* **Requirement**
Copy the passage on the ICJ's provisional measures concerning Gaza word for word, from "To that end, Israel" up to and including "within one month.".

* **Selected extract**
>>>>>
By 15-2, the court accepted that “the catastrophic humanitarian situation in the Gaza Strip is at serious risk of deteriorating further before the Court renders its final judgment.” (Over 26,000 Palestinians have been killed, extensive tracts of land in Gaza pummelled into oblivion, and 85% of its 2.3 million residents expelled from their homes.) Measures were therefore required to prevent “real and imminent risk that irreparable prejudice will be caused to the rights found by the Court to be plausible, before it gives its final decision.”

The grant of provisional measures was, however, more conservative than that sought by Pretoria. Conspicuously missing was any explicit demand that Israel pause its military operations. That said, the judgment did little to afford Israel’s leaders and the IDF comfort from the obligatory reach of the Genocide Convention, an instrument they had argued was irrelevant and inapplicable to the conduct of “innovative” military operations.

To that end, Israel was obligated to take all possible measures to prevent the commission of acts under Article II of the Genocide Convention, including by its military; prevent and punish “the direct and public incitement to genocide” against the Palestinian populace in Gaza; permit basic services and humanitarian assistance to the Gaza Strip; ensure the preservation of, and prevent destruction of, evidence related to acts committed against Gaza’s Palestinians within Articles II and III of the Convention; and submit a report to the ICJ on how Israel was abiding by such provisional measures within one month.

As is very much the form, the justice from the country in the dock, in this case, Israel’s Aharon Barak, could see nothing inferentially genocidal in his country’s campaign. South Africa, he insisted, had intentionally ignored the role played by Hamas in its October 7 attacks, and “wrongly sought to impute the crime of Cain to Abel.”
<<<<<
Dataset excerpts
>>>>>
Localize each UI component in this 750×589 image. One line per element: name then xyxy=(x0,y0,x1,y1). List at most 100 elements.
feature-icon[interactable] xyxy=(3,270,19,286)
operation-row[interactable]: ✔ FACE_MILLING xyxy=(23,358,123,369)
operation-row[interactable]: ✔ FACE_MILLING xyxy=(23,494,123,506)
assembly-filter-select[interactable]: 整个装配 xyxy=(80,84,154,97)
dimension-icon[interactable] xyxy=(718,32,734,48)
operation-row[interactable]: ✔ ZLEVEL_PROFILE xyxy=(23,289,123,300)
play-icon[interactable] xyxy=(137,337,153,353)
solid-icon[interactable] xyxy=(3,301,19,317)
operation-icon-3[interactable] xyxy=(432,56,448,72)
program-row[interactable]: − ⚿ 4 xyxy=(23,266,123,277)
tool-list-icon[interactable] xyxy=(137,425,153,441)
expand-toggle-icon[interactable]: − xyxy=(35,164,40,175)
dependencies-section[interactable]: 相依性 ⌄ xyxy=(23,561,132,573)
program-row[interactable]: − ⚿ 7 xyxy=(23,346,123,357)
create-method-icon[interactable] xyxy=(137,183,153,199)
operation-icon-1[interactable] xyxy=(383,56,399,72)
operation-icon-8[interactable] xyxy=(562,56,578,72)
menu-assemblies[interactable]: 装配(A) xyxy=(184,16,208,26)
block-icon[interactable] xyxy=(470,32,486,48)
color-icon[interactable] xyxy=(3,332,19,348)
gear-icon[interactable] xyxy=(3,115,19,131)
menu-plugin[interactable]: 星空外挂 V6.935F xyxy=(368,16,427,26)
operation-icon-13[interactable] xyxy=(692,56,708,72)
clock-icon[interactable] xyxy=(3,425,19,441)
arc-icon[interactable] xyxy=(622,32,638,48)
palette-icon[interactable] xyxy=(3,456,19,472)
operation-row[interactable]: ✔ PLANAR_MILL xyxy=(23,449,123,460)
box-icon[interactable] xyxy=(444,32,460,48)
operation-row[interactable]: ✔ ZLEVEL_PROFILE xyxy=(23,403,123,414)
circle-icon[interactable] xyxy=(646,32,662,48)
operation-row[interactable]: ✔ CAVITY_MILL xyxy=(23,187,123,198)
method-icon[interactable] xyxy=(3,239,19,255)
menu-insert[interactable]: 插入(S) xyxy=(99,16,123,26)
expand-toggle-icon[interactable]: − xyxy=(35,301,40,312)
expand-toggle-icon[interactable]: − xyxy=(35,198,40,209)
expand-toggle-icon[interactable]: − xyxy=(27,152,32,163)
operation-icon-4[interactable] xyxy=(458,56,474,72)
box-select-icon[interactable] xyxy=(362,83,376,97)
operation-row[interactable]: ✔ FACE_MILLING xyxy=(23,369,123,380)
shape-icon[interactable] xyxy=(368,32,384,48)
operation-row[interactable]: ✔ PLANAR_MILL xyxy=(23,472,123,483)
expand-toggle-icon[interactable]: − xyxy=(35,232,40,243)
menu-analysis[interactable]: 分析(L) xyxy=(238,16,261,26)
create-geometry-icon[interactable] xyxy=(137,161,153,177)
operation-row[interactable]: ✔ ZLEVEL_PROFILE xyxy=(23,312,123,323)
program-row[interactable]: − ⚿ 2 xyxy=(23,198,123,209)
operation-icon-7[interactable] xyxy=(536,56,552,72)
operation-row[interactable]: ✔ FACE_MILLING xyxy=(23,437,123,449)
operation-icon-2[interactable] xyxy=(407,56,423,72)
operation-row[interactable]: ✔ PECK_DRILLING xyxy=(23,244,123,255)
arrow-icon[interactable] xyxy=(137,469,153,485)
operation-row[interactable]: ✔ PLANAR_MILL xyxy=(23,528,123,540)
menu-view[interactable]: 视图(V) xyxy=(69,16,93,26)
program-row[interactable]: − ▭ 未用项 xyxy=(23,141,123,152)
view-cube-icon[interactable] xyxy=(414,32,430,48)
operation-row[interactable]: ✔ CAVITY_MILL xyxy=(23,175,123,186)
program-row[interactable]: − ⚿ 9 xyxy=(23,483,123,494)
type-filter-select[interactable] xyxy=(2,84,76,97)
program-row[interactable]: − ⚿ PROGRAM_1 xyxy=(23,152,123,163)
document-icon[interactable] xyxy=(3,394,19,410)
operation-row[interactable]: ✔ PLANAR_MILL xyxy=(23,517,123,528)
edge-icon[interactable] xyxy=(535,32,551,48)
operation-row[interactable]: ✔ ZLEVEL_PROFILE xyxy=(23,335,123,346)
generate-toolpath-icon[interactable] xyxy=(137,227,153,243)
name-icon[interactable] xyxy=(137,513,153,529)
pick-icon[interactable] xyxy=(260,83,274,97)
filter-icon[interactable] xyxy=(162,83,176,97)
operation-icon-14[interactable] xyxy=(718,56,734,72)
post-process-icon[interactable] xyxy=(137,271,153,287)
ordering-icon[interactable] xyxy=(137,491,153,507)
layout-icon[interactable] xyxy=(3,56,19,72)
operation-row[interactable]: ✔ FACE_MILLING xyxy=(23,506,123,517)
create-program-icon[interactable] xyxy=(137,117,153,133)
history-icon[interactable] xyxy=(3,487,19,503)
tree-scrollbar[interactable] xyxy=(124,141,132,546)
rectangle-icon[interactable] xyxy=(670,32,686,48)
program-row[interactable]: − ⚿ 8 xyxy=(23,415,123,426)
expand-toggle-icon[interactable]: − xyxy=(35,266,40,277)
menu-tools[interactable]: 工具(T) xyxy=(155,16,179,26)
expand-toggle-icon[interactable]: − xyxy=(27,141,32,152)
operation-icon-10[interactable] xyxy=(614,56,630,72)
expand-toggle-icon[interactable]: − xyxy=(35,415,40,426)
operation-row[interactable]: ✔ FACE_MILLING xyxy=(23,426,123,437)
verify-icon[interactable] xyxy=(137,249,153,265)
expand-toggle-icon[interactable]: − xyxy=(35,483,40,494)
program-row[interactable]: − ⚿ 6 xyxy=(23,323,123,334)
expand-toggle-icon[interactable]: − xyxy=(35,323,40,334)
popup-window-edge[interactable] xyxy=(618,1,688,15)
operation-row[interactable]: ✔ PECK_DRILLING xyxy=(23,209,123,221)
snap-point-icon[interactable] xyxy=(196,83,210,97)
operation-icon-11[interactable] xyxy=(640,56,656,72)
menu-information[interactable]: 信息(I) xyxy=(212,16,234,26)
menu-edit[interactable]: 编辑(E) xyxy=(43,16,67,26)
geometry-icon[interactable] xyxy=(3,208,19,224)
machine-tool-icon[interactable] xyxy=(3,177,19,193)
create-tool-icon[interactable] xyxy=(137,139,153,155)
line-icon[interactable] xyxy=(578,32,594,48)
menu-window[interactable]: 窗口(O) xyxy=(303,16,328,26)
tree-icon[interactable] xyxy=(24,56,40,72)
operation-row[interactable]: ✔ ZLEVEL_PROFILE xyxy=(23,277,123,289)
<<<<<
* **Reply**
To that end, Israel was obligated to take all possible measures to prevent the commission of acts under Article II of the Genocide Convention, including by its military; prevent and punish “the direct and public incitement to genocide” against the Palestinian populace in Gaza; permit basic services and humanitarian assistance to the Gaza Strip; ensure the preservation of, and prevent destruction of, evidence related to acts committed against Gaza’s Palestinians within Articles II and III of the Convention; and submit a report to the ICJ on how Israel was abiding by such provisional measures within one month.